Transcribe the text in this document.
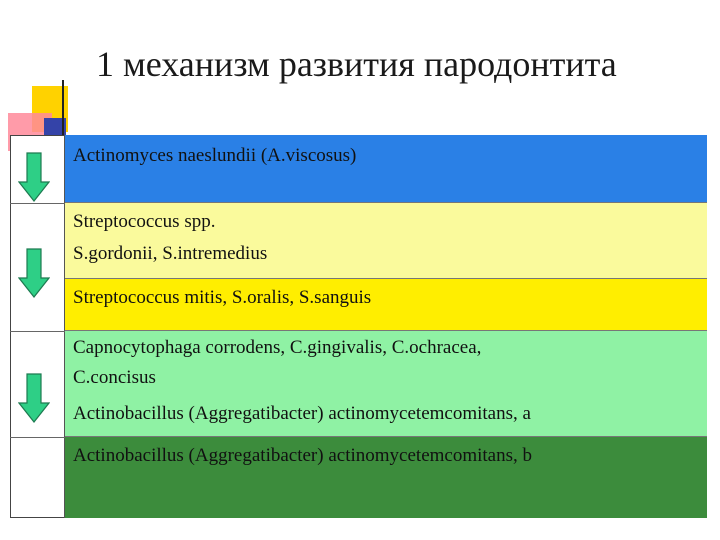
1 механизм развития пародонтита
Actinomyces naeslundii (A.viscosus)
Streptococcus spp.
S.gordonii, S.intremedius
Streptococcus mitis, S.oralis, S.sanguis
Capnocytophaga corrodens, C.gingivalis, C.ochracea,
C.concisus
Actinobacillus (Aggregatibacter) actinomycetemcomitans, a
Actinobacillus (Aggregatibacter) actinomycetemcomitans, b
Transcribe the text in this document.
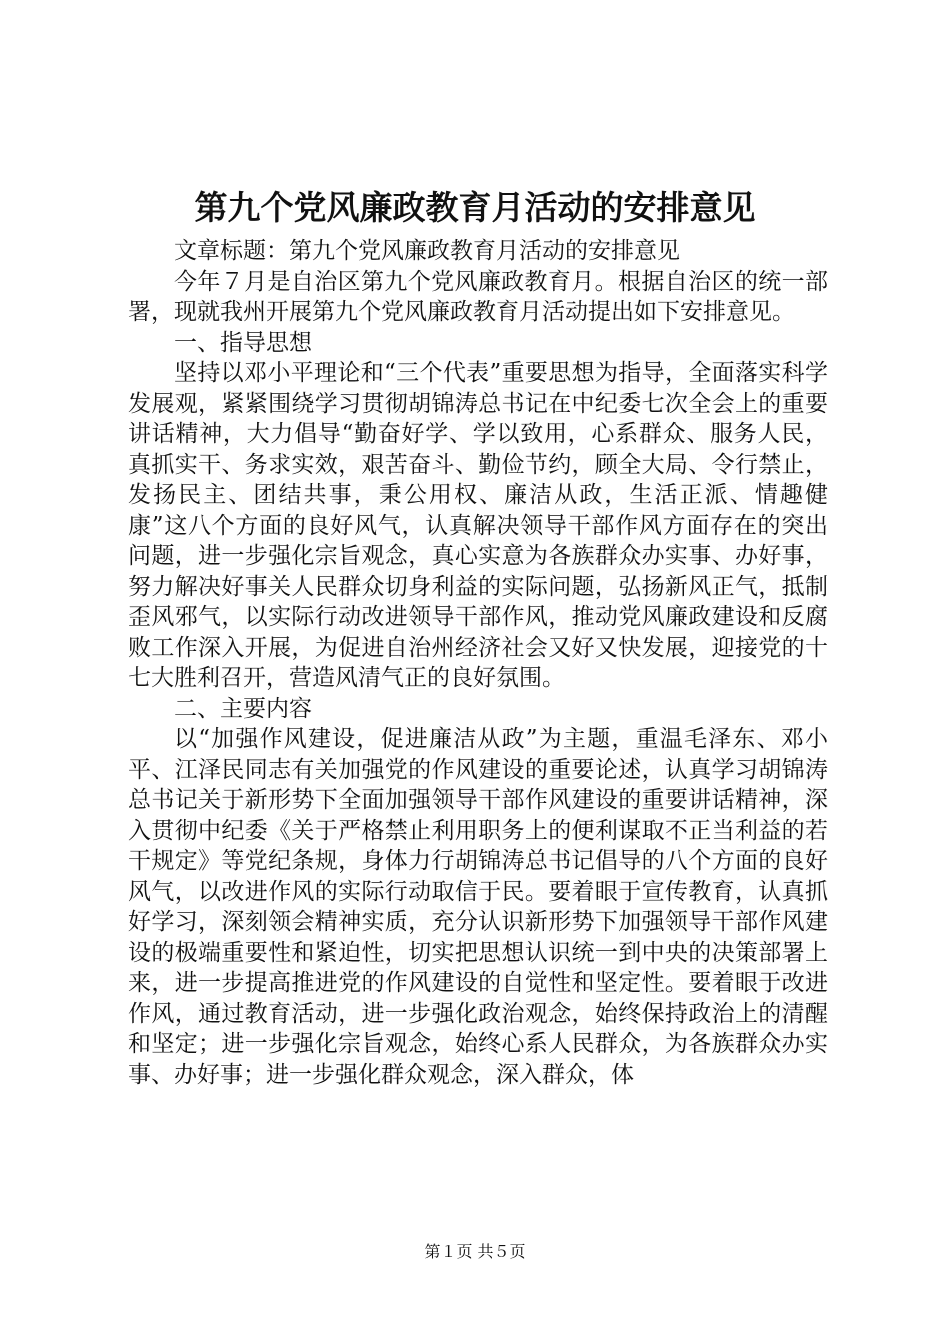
第九个党风廉政教育月活动的安排意见

文章标题：第九个党风廉政教育月活动的安排意见

今年７月是自治区第九个党风廉政教育月。根据自治区的统一部署，现就我州开展第九个党风廉政教育月活动提出如下安排意见。

一、指导思想

坚持以邓小平理论和“三个代表”重要思想为指导，全面落实科学发展观，紧紧围绕学习贯彻胡锦涛总书记在中纪委七次全会上的重要讲话精神，大力倡导“勤奋好学、学以致用，心系群众、服务人民，真抓实干、务求实效，艰苦奋斗、勤俭节约，顾全大局、令行禁止，发扬民主、团结共事，秉公用权、廉洁从政，生活正派、情趣健康”这八个方面的良好风气，认真解决领导干部作风方面存在的突出问题，进一步强化宗旨观念，真心实意为各族群众办实事、办好事，努力解决好事关人民群众切身利益的实际问题，弘扬新风正气，抵制歪风邪气，以实际行动改进领导干部作风，推动党风廉政建设和反腐败工作深入开展，为促进自治州经济社会又好又快发展，迎接党的十七大胜利召开，营造风清气正的良好氛围。

二、主要内容

以“加强作风建设，促进廉洁从政”为主题，重温毛泽东、邓小平、江泽民同志有关加强党的作风建设的重要论述，认真学习胡锦涛总书记关于新形势下全面加强领导干部作风建设的重要讲话精神，深入贯彻中纪委《关于严格禁止利用职务上的便利谋取不正当利益的若干规定》等党纪条规，身体力行胡锦涛总书记倡导的八个方面的良好风气，以改进作风的实际行动取信于民。要着眼于宣传教育，认真抓好学习，深刻领会精神实质，充分认识新形势下加强领导干部作风建设的极端重要性和紧迫性，切实把思想认识统一到中央的决策部署上来，进一步提高推进党的作风建设的自觉性和坚定性。要着眼于改进作风，通过教育活动，进一步强化政治观念，始终保持政治上的清醒和坚定；进一步强化宗旨观念，始终心系人民群众，为各族群众办实事、办好事；进一步强化群众观念，深入群众，体

第１页 共５页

*EXERCISE TASK:*
The data above should be repeated exactly, minus any pictures.

*SOLUTION BELOW:*
Transcribe the text in this document.
1 механизм развития пародонтита
Actinomyces naeslundii (A.viscosus)
Streptococcus spp.
S.gordonii, S.intremedius
Streptococcus mitis, S.oralis, S.sanguis
Capnocytophaga corrodens, C.gingivalis, C.ochracea,
C.concisus
Actinobacillus (Aggregatibacter) actinomycetemcomitans, a
Actinobacillus (Aggregatibacter) actinomycetemcomitans, b
Transcribe the text in this document.
第九个党风廉政教育月活动的安排意见

文章标题：第九个党风廉政教育月活动的安排意见

今年７月是自治区第九个党风廉政教育月。根据自治区的统一部署，现就我州开展第九个党风廉政教育月活动提出如下安排意见。

一、指导思想

坚持以邓小平理论和“三个代表”重要思想为指导，全面落实科学发展观，紧紧围绕学习贯彻胡锦涛总书记在中纪委七次全会上的重要讲话精神，大力倡导“勤奋好学、学以致用，心系群众、服务人民，真抓实干、务求实效，艰苦奋斗、勤俭节约，顾全大局、令行禁止，发扬民主、团结共事，秉公用权、廉洁从政，生活正派、情趣健康”这八个方面的良好风气，认真解决领导干部作风方面存在的突出问题，进一步强化宗旨观念，真心实意为各族群众办实事、办好事，努力解决好事关人民群众切身利益的实际问题，弘扬新风正气，抵制歪风邪气，以实际行动改进领导干部作风，推动党风廉政建设和反腐败工作深入开展，为促进自治州经济社会又好又快发展，迎接党的十七大胜利召开，营造风清气正的良好氛围。

二、主要内容

以“加强作风建设，促进廉洁从政”为主题，重温毛泽东、邓小平、江泽民同志有关加强党的作风建设的重要论述，认真学习胡锦涛总书记关于新形势下全面加强领导干部作风建设的重要讲话精神，深入贯彻中纪委《关于严格禁止利用职务上的便利谋取不正当利益的若干规定》等党纪条规，身体力行胡锦涛总书记倡导的八个方面的良好风气，以改进作风的实际行动取信于民。要着眼于宣传教育，认真抓好学习，深刻领会精神实质，充分认识新形势下加强领导干部作风建设的极端重要性和紧迫性，切实把思想认识统一到中央的决策部署上来，进一步提高推进党的作风建设的自觉性和坚定性。要着眼于改进作风，通过教育活动，进一步强化政治观念，始终保持政治上的清醒和坚定；进一步强化宗旨观念，始终心系人民群众，为各族群众办实事、办好事；进一步强化群众观念，深入群众，体

第１页 共５页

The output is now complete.